---- MATERIAL FOR THIS TASK

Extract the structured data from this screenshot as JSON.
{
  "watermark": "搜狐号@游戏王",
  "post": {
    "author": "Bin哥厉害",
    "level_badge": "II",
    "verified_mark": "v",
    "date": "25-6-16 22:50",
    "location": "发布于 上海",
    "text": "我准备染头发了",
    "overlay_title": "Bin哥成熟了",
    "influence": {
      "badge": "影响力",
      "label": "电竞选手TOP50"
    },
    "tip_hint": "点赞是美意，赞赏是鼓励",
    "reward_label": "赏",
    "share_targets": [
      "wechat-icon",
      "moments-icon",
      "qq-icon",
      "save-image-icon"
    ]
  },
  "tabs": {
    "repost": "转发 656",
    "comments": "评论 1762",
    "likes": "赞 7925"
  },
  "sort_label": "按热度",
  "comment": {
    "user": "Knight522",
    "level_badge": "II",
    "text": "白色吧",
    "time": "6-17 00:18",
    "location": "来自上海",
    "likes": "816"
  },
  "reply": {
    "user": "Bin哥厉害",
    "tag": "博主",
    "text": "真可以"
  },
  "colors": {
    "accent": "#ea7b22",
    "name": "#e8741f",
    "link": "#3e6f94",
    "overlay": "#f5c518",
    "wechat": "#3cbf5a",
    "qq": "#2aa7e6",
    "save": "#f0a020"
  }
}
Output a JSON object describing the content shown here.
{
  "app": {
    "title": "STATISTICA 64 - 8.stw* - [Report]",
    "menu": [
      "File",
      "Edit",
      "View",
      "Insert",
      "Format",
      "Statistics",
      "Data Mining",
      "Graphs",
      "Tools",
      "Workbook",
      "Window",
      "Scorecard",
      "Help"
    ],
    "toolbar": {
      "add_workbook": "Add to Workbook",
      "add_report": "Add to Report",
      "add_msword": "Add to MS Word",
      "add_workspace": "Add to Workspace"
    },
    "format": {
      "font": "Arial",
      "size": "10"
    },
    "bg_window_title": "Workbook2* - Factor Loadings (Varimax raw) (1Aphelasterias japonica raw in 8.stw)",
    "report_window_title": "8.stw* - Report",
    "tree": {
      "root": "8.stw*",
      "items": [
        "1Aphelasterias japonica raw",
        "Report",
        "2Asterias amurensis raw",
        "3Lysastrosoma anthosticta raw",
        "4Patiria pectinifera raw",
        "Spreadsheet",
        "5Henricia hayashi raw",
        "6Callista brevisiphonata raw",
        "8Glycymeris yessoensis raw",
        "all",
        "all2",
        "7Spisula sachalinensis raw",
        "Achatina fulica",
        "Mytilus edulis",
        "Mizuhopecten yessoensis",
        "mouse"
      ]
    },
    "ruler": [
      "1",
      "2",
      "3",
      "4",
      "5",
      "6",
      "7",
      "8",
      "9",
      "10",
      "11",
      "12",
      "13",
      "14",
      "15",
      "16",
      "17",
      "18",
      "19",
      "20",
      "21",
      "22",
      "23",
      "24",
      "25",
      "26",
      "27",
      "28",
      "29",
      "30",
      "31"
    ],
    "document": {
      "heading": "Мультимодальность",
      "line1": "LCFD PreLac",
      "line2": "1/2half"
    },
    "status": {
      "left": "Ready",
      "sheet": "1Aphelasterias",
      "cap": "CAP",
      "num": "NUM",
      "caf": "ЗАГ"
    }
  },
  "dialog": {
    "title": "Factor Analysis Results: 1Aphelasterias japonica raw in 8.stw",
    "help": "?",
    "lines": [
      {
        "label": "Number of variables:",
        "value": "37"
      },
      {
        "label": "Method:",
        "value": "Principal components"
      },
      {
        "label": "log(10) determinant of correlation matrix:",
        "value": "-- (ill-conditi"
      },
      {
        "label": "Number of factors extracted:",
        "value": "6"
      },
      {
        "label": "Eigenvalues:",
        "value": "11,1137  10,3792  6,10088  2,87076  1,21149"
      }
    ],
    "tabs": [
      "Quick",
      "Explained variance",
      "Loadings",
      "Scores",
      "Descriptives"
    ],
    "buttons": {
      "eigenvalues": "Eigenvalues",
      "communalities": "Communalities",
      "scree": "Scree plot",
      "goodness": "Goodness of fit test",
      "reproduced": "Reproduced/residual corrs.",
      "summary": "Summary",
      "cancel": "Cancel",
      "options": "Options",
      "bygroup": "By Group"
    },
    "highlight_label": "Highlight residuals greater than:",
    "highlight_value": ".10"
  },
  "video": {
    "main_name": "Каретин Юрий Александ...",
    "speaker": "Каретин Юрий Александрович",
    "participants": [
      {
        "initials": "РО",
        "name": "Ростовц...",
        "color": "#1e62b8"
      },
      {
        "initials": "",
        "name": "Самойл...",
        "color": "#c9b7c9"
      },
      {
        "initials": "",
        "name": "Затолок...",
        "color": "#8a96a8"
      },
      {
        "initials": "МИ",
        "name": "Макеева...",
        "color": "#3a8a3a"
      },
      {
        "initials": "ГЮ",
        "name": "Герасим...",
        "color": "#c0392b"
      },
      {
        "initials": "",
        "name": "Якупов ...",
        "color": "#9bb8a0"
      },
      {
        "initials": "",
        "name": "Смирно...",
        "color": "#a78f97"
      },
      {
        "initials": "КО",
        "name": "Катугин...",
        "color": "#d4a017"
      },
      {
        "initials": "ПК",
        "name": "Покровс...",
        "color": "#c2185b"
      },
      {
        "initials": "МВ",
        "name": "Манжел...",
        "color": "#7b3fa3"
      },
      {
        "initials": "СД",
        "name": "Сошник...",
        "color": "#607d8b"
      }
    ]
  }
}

--------

- REQUIRED WORK:
Count the lines that hold the string "Юрий" and state that number alone.

- WRITTEN RESPONSE:
2